## START LISTING

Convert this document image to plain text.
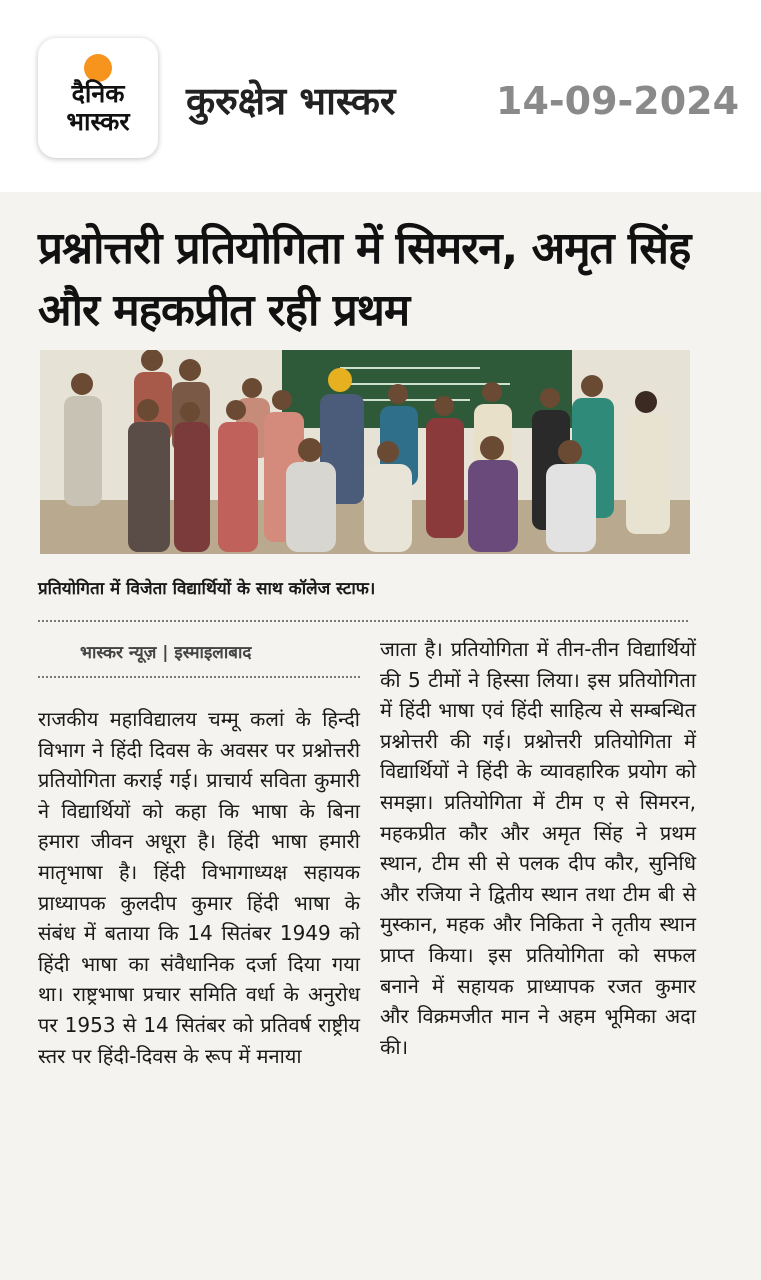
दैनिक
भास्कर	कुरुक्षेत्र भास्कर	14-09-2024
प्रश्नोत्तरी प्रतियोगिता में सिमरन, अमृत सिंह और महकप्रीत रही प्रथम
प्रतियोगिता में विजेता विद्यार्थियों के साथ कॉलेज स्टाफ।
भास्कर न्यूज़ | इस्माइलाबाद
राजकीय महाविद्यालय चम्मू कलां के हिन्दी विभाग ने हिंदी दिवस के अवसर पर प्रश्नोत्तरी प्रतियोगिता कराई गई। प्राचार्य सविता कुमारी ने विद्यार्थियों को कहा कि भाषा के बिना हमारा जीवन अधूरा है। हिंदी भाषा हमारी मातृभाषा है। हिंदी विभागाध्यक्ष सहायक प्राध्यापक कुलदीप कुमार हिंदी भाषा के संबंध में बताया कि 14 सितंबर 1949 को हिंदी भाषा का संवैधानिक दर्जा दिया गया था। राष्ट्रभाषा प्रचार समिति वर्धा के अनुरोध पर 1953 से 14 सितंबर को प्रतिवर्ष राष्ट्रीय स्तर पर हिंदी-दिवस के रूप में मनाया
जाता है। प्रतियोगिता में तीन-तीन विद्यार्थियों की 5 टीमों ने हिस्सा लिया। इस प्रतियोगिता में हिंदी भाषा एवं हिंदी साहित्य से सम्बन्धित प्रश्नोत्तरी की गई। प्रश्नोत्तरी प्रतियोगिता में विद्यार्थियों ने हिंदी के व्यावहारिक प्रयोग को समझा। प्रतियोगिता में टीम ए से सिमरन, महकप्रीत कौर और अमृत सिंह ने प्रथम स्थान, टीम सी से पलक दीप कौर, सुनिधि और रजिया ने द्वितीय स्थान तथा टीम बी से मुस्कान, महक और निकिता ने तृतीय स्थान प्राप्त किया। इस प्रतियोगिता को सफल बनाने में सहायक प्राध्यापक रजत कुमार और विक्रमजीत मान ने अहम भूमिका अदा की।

## END LISTING
## START LISTING

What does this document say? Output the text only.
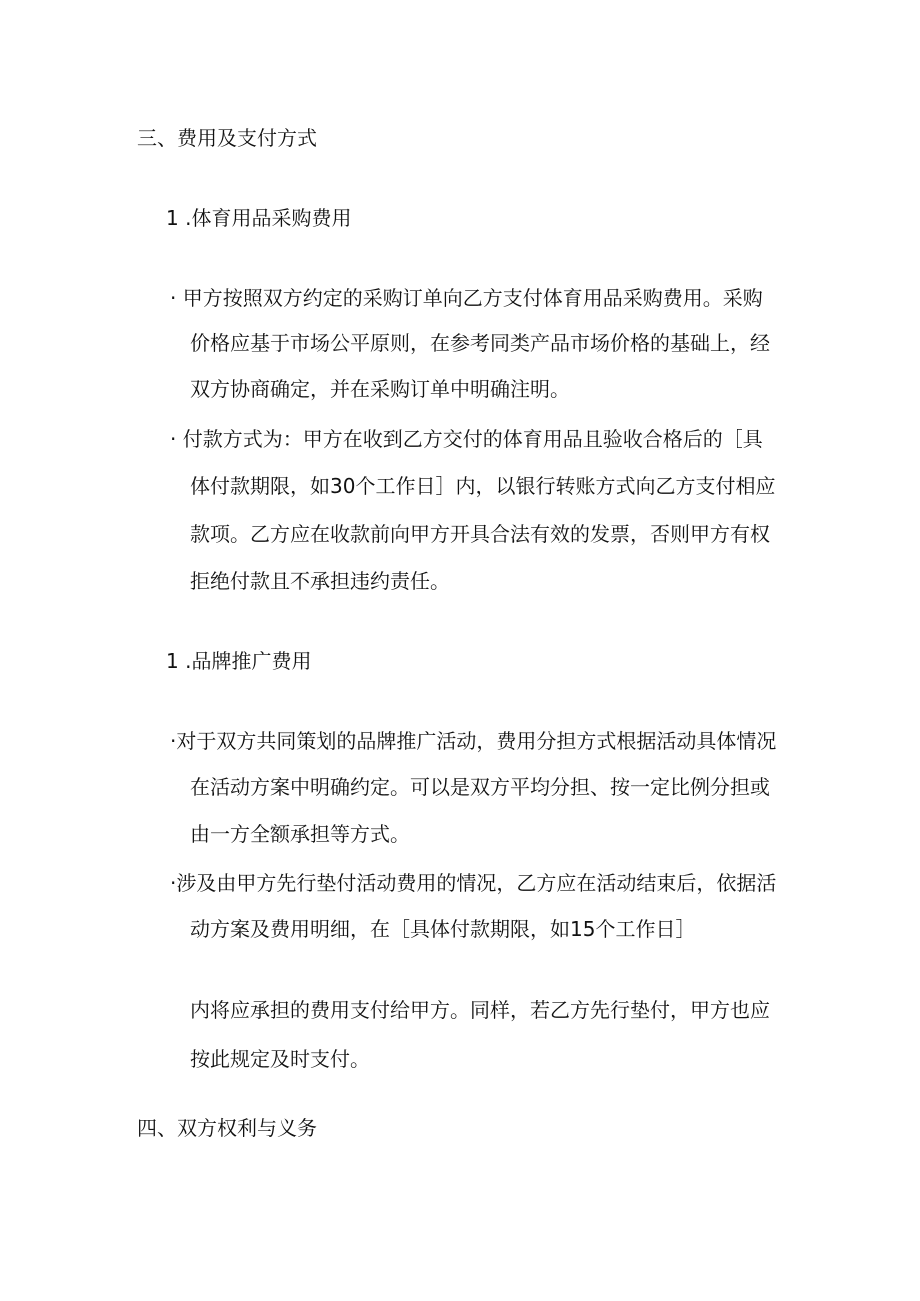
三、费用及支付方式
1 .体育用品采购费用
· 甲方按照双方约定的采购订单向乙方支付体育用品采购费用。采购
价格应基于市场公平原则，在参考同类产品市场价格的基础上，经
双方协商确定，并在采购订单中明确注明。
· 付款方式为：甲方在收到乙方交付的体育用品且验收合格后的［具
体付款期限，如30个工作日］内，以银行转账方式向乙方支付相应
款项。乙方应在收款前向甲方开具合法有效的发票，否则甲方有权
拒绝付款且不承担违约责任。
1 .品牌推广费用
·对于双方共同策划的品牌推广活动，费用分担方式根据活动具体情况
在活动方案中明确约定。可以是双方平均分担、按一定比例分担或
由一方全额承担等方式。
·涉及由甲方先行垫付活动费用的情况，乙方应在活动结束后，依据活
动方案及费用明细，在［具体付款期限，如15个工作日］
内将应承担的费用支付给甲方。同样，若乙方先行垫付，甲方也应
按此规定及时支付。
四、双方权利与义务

## END LISTING

_TASK BRIEF_
Look through the entries above. Extract each line with the word "text".

_SOLUTION FOR THIS TASK_
Convert this document image to plain text.
What does this document say? Output the text only.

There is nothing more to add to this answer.